Excerpt from a dataset:
[start]

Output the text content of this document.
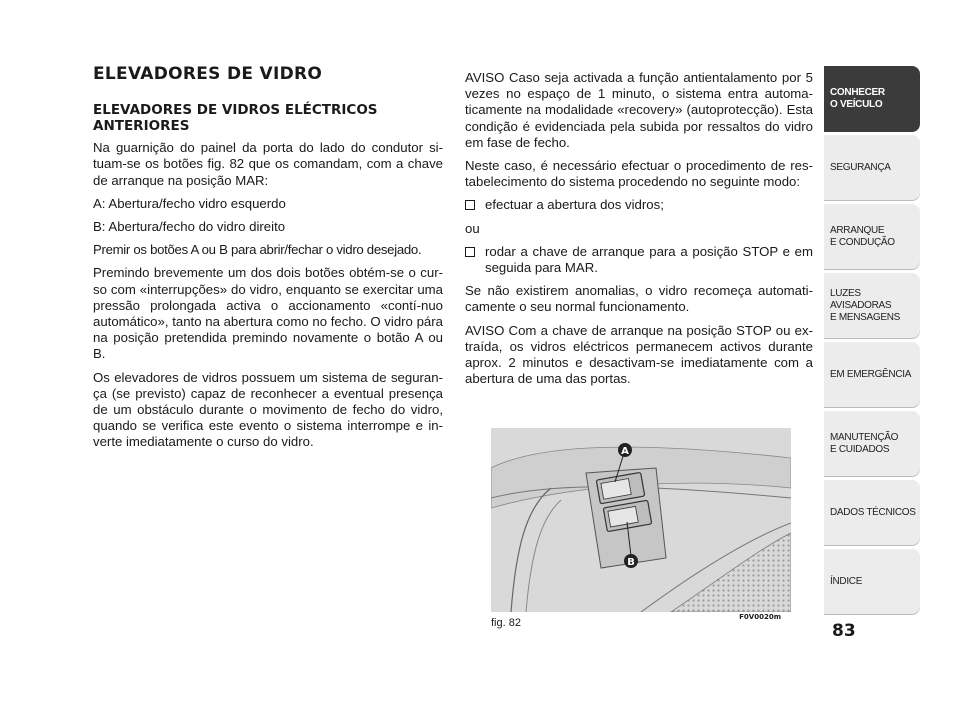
ELEVADORES DE VIDRO
ELEVADORES DE VIDROS ELÉCTRICOS ANTERIORES

Na guarnição do painel da porta do lado do condutor si-tuam-se os botões fig. 82 que os comandam, com a chave de arranque na posição MAR:

A: Abertura/fecho vidro esquerdo

B: Abertura/fecho do vidro direito

Premir os botões A ou B para abrir/fechar o vidro desejado.

Premindo brevemente um dos dois botões obtém-se o cur-so com «interrupções» do vidro, enquanto se exercitar uma pressão prolongada activa o accionamento «contí-nuo automático», tanto na abertura como no fecho. O vidro pára na posição pretendida premindo novamente o botão A ou B.

Os elevadores de vidros possuem um sistema de seguran-ça (se previsto) capaz de reconhecer a eventual presença de um obstáculo durante o movimento de fecho do vidro, quando se verifica este evento o sistema interrompe e in-verte imediatamente o curso do vidro.

AVISO Caso seja activada a função antientalamento por 5 vezes no espaço de 1 minuto, o sistema entra automa-ticamente na modalidade «recovery» (autoprotecção). Esta condição é evidenciada pela subida por ressaltos do vidro em fase de fecho.

Neste caso, é necessário efectuar o procedimento de res-tabelecimento do sistema procedendo no seguinte modo:

efectuar a abertura dos vidros;

ou

rodar a chave de arranque para a posição STOP e em seguida para MAR.

Se não existirem anomalias, o vidro recomeça automati-camente o seu normal funcionamento.

AVISO Com a chave de arranque na posição STOP ou ex-traída, os vidros eléctricos permanecem activos durante aprox. 2 minutos e desactivam-se imediatamente com a abertura de uma das portas.

A
B
fig. 82	F0V0020m
83
CONHECER
O VEÍCULO
SEGURANÇA
ARRANQUE
E CONDUÇÃO
LUZES AVISADORAS
E MENSAGENS
EM EMERGÊNCIA
MANUTENÇÃO
E CUIDADOS
DADOS TÉCNICOS
ÍNDICE
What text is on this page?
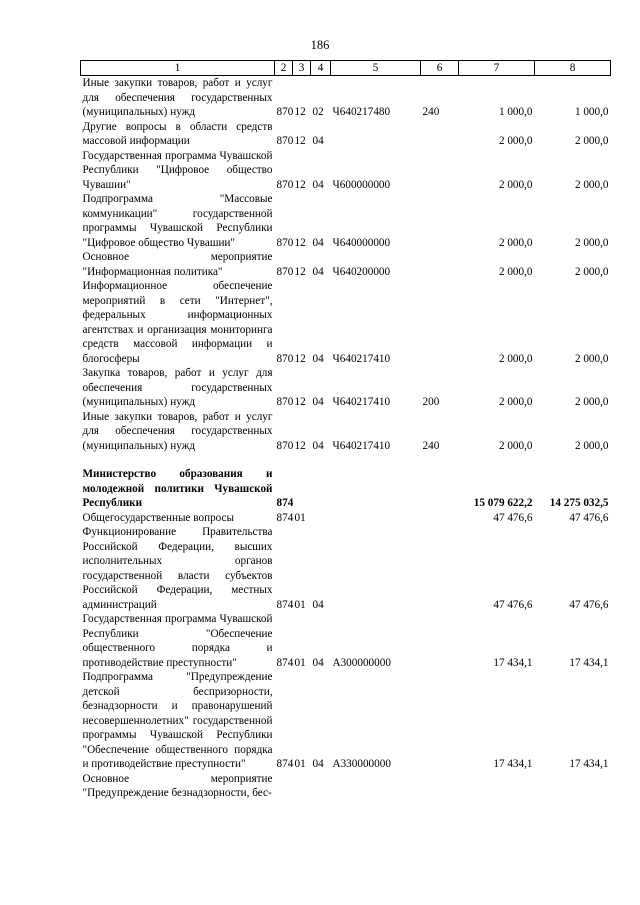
186
1	2	3	4	5	6	7	8
Иные закупки товаров, работ и услуг для обеспечения государственных (муниципальных) нужд	870	12	02	Ч640217480	240	1 000,0	1 000,0
Другие вопросы в области средств массовой информации	870	12	04			2 000,0	2 000,0
Государственная программа Чувашской Республики "Цифровое общество Чувашии"	870	12	04	Ч600000000		2 000,0	2 000,0
Подпрограмма "Массовые коммуникации" государственной программы Чувашской Республики "Цифровое общество Чувашии"	870	12	04	Ч640000000		2 000,0	2 000,0
Основное мероприятие "Информационная политика"	870	12	04	Ч640200000		2 000,0	2 000,0
Информационное обеспечение мероприятий в сети "Интернет", федеральных информационных агентствах и организация мониторинга средств массовой информации и блогосферы	870	12	04	Ч640217410		2 000,0	2 000,0
Закупка товаров, работ и услуг для обеспечения государственных (муниципальных) нужд	870	12	04	Ч640217410	200	2 000,0	2 000,0
Иные закупки товаров, работ и услуг для обеспечения государственных (муниципальных) нужд	870	12	04	Ч640217410	240	2 000,0	2 000,0

Министерство образования и молодежной политики Чувашской Республики	874					15 079 622,2	14 275 032,5
Общегосударственные вопросы	874	01				47 476,6	47 476,6
Функционирование Правительства Российской Федерации, высших исполнительных органов государственной власти субъектов Российской Федерации, местных администраций	874	01	04			47 476,6	47 476,6
Государственная программа Чувашской Республики "Обеспечение общественного порядка и противодействие преступности"	874	01	04	А300000000		17 434,1	17 434,1
Подпрограмма "Предупреждение детской беспризорности, безнадзорности и правонарушений несовершеннолетних" государственной программы Чувашской Республики "Обеспечение общественного порядка и противодействие преступности"	874	01	04	А330000000		17 434,1	17 434,1
Основное мероприятие "Предупреждение безнадзорности, бес-							
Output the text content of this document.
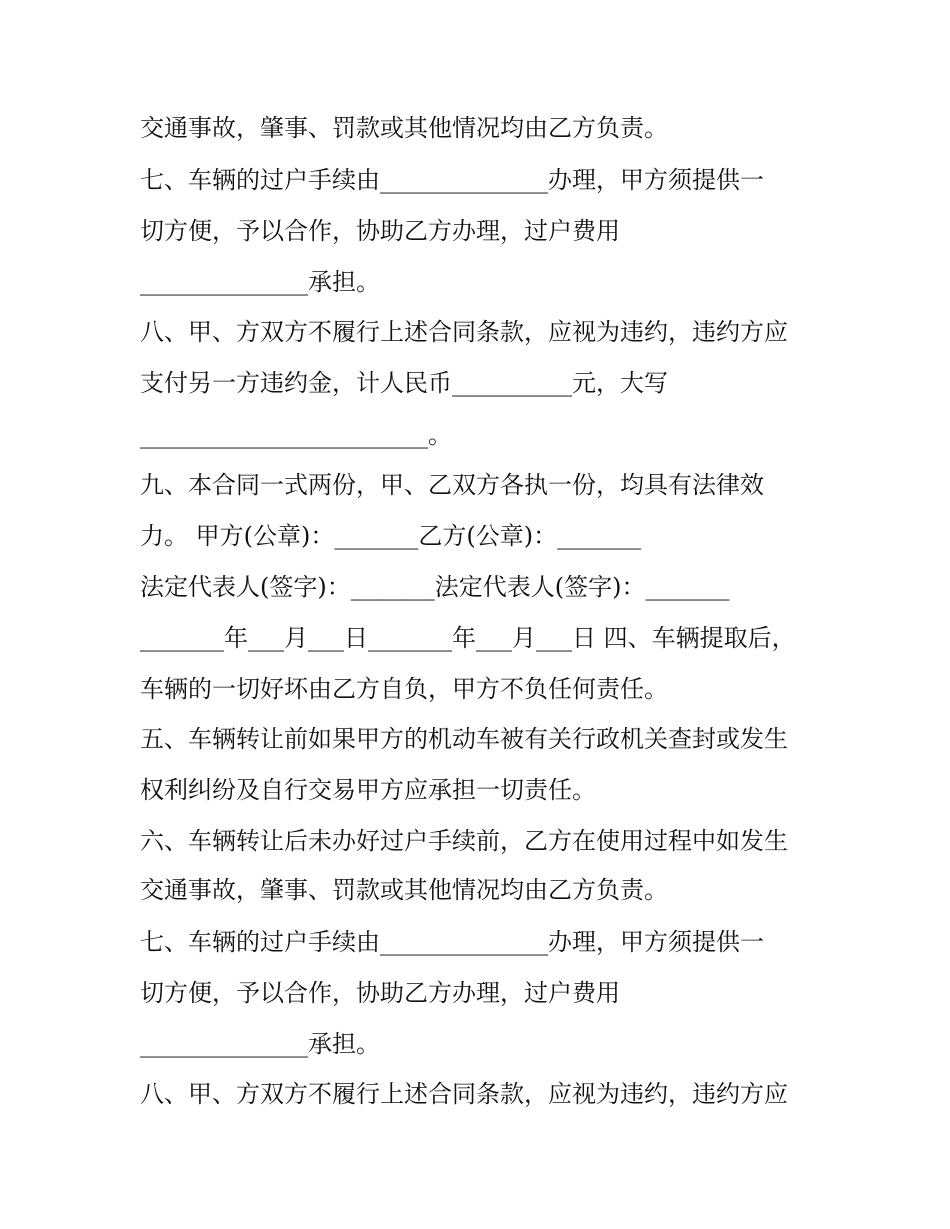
交通事故，肇事、罚款或其他情况均由乙方负责。
七、车辆的过户手续由______________办理，甲方须提供一
切方便，予以合作，协助乙方办理，过户费用
______________承担。
八、甲、方双方不履行上述合同条款，应视为违约，违约方应
支付另一方违约金，计人民币__________元，大写
________________________。
九、本合同一式两份，甲、乙双方各执一份，均具有法律效
力。 甲方(公章)：_______乙方(公章)：_______
法定代表人(签字)：_______法定代表人(签字)：_______
_______年___月___日_______年___月___日 四、车辆提取后，
车辆的一切好坏由乙方自负，甲方不负任何责任。
五、车辆转让前如果甲方的机动车被有关行政机关查封或发生
权利纠纷及自行交易甲方应承担一切责任。
六、车辆转让后未办好过户手续前，乙方在使用过程中如发生
交通事故，肇事、罚款或其他情况均由乙方负责。
七、车辆的过户手续由______________办理，甲方须提供一
切方便，予以合作，协助乙方办理，过户费用
______________承担。
八、甲、方双方不履行上述合同条款，应视为违约，违约方应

[end]

**Task details:** Which lines include "общественного"? Copy each of them out.

**Task solution:**
Государственная программа Чувашской Республики "Обеспечение общественного порядка и противодействие преступности"	874	01	04	А300000000		17 434,1	17 434,1
Подпрограмма "Предупреждение детской беспризорности, безнадзорности и правонарушений несовершеннолетних" государственной программы Чувашской Республики "Обеспечение общественного порядка и противодействие преступности"	874	01	04	А330000000		17 434,1	17 434,1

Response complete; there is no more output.